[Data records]
★ ★ ★ ★ ★
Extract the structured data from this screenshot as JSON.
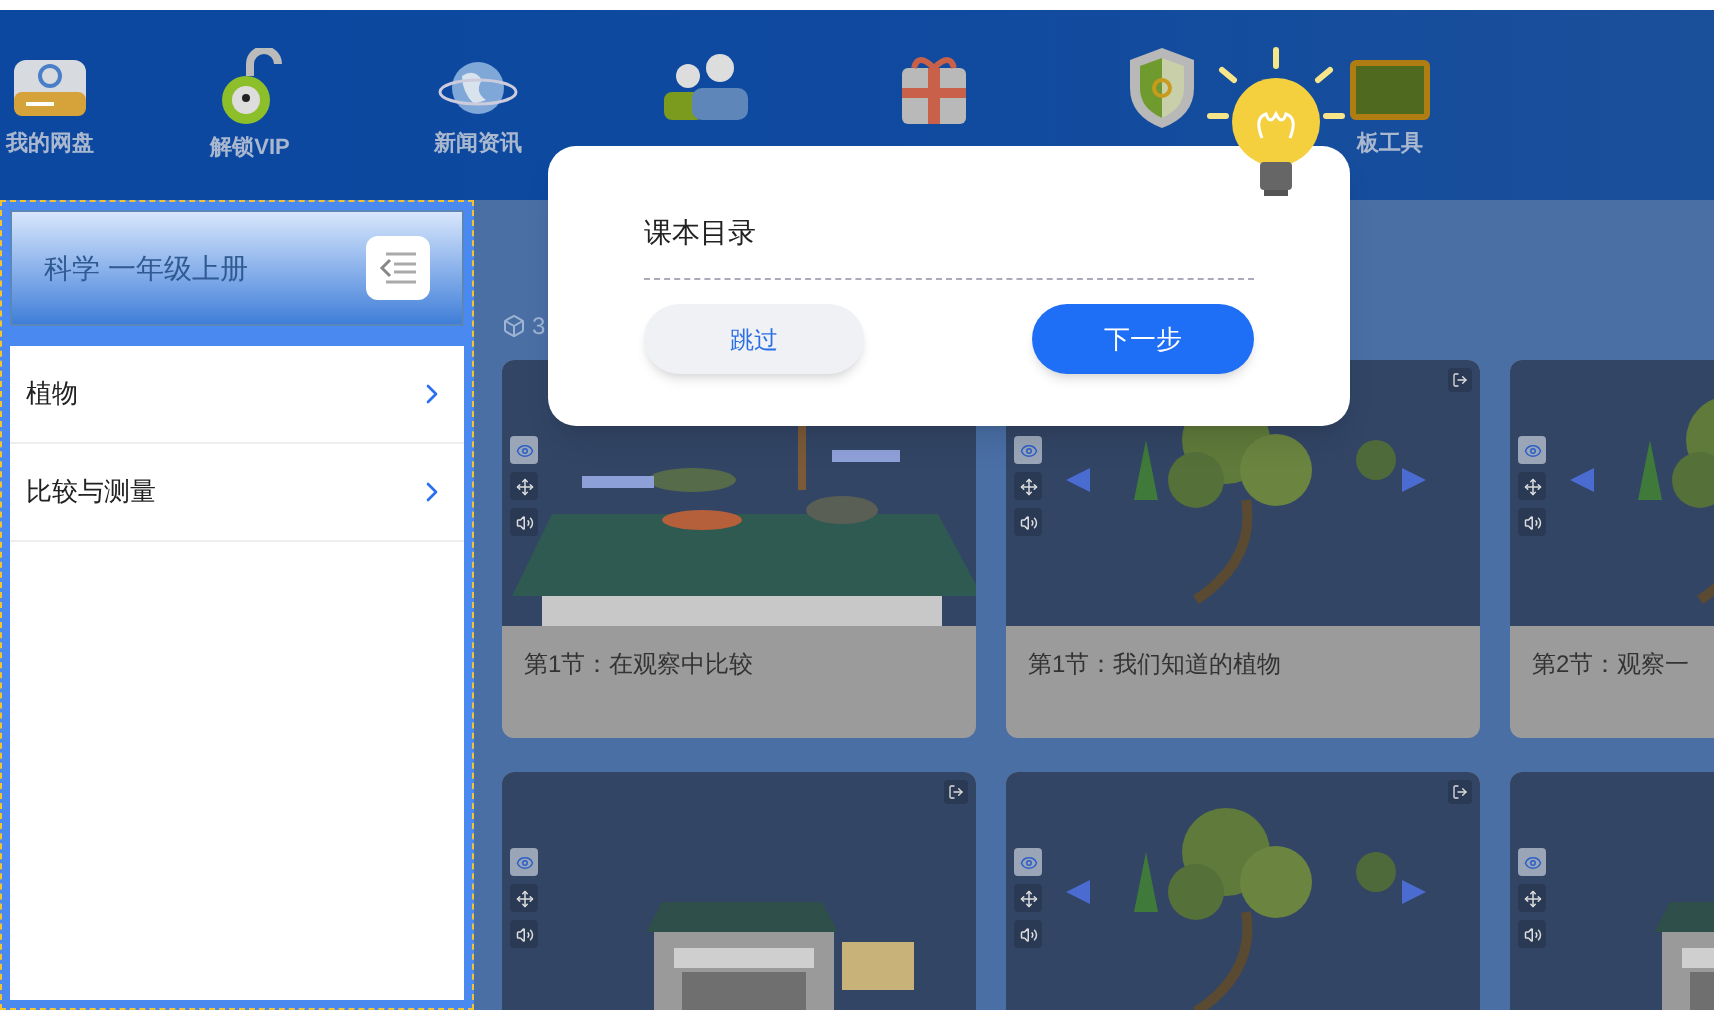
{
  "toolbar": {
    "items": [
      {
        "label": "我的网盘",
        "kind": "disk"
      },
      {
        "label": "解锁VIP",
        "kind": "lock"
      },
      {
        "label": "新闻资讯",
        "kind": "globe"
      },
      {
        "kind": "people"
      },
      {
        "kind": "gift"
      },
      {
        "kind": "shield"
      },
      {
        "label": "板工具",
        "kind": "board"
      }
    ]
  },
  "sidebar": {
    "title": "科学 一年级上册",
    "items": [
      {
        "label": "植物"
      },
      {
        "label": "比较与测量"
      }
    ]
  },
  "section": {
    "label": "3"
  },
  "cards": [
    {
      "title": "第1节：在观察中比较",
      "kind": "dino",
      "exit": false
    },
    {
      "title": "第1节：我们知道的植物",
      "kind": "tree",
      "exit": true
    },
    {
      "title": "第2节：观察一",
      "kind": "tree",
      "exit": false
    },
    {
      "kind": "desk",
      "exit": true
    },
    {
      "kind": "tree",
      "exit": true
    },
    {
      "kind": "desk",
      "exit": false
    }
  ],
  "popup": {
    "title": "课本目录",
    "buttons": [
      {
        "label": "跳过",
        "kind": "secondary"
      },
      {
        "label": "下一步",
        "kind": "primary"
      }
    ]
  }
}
★ ★ ★ ★ ★
**Given instruction:** Say how many lines of the data hold the string "label". Reply with the number alone.

**Exercise solution:** 9